# My red crystal aquarium



## Oskar (18 Nov 2013)

Hello this is my shrimp aquarium is a 45x45x45 urn, now I'm riding another 540 liters, soon hopefully put you some photos.
In this live CRS
Bacopa Caroliniana
Rotala rotundifolia
Rotala Wallichii
Blixa Japonica
Micranthemun micranthemoides
Micranthemun umbrosum
Lotus Zenkeri red
Pogostemon Helferi
Hemianthus callichistroides
Eleocharis acidularis
Java Moss
X-mass moss
Phonix moss
Flame moss
Weeping moss
Pellia
Mini Pellia


----------



## Oskar (18 Nov 2013)

I hope you like it


----------



## Lindy (18 Nov 2013)

That is beautiful Especially love the lotus. Thought that would be too big, do you just keep trimming it?


----------



## Samuran (18 Nov 2013)

Lush!


----------



## Oskar (18 Nov 2013)

Thank you!


----------



## steveno (18 Nov 2013)

Wow, very nice...

where are you shrimp hiding...


----------



## Oskar (18 Nov 2013)

Hi, here you have, jejejeje


----------



## steveno (18 Nov 2013)

BOOM!!! Feeding frenzy!

Wow, is that the same tank!


----------



## Oskar (18 Nov 2013)

yes jeje, photo on the shrimp leaving a little at first, before they started to grow plants, but now


----------



## kirk (18 Nov 2013)

Like it?........,,,,I love it planting is well done. you certainly put some work / thought into it.


----------



## Oskar (18 Nov 2013)

thank you very much, you make me blush, jajaja


----------



## Michael W (18 Nov 2013)

ldcgroomer said:


> That is beautiful Especially love the lotus. Thought that would be too big, do you just keep trimming it?


 
Hi Lindy I'm sure Oskar won't mind me answering this. If you keep pruning it it will eventually stay pretty compact to my knowledge, of course if you don't then it will eventually reach the surface.


----------



## Oskar (18 Nov 2013)

Thank you Micheal, and sorry ldcgroomer I had not seen your post


----------

______________________________

Brief 1: In the aquarium thread, what are the dimensions of Oskar's shrimp aquarium?

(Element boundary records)
______________________________

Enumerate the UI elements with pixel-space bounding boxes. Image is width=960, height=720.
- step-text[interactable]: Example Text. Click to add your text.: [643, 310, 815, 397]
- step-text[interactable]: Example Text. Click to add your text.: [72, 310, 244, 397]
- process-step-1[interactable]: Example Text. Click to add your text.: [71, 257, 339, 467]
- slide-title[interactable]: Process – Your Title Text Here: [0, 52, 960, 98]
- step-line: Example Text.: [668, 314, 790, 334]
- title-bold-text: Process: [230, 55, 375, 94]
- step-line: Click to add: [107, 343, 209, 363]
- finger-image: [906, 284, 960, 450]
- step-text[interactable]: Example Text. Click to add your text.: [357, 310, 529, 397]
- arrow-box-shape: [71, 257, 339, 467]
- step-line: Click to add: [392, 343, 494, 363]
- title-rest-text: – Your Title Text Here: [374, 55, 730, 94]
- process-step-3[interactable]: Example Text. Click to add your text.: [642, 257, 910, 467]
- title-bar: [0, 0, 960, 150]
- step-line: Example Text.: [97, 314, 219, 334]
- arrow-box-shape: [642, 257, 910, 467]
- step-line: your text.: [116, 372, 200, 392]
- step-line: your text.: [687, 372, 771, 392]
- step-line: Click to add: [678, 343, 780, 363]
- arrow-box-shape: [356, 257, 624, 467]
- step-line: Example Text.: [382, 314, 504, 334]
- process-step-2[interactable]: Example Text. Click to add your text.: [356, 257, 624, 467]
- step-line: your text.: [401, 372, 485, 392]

______________________________

Brief 2: Rewrite the rows above as a Markdown table with the columns Num and Line, beginning at their first line and stopping after the line that contains "310, 529, 397]". Omit blank lines.

Correct result 1: 45x45x45

Correct result 2:
| Num | Line |
|---|---|
| 1 | Enumerate the UI elements with pixel-space bounding boxes. Image is width=960, height=720. |
| 2 | - step-text[interactable]: Example Text. Click to add your text.: [643, 310, 815, 397] |
| 3 | - step-text[interactable]: Example Text. Click to add your text.: [72, 310, 244, 397] |
| 4 | - process-step-1[interactable]: Example Text. Click to add your text.: [71, 257, 339, 467] |
| 5 | - slide-title[interactable]: Process – Your Title Text Here: [0, 52, 960, 98] |
| 6 | - step-line: Example Text.: [668, 314, 790, 334] |
| 7 | - title-bold-text: Process: [230, 55, 375, 94] |
| 8 | - step-line: Click to add: [107, 343, 209, 363] |
| 9 | - finger-image: [906, 284, 960, 450] |
| 10 | - step-text[interactable]: Example Text. Click to add your text.: [357, 310, 529, 397] |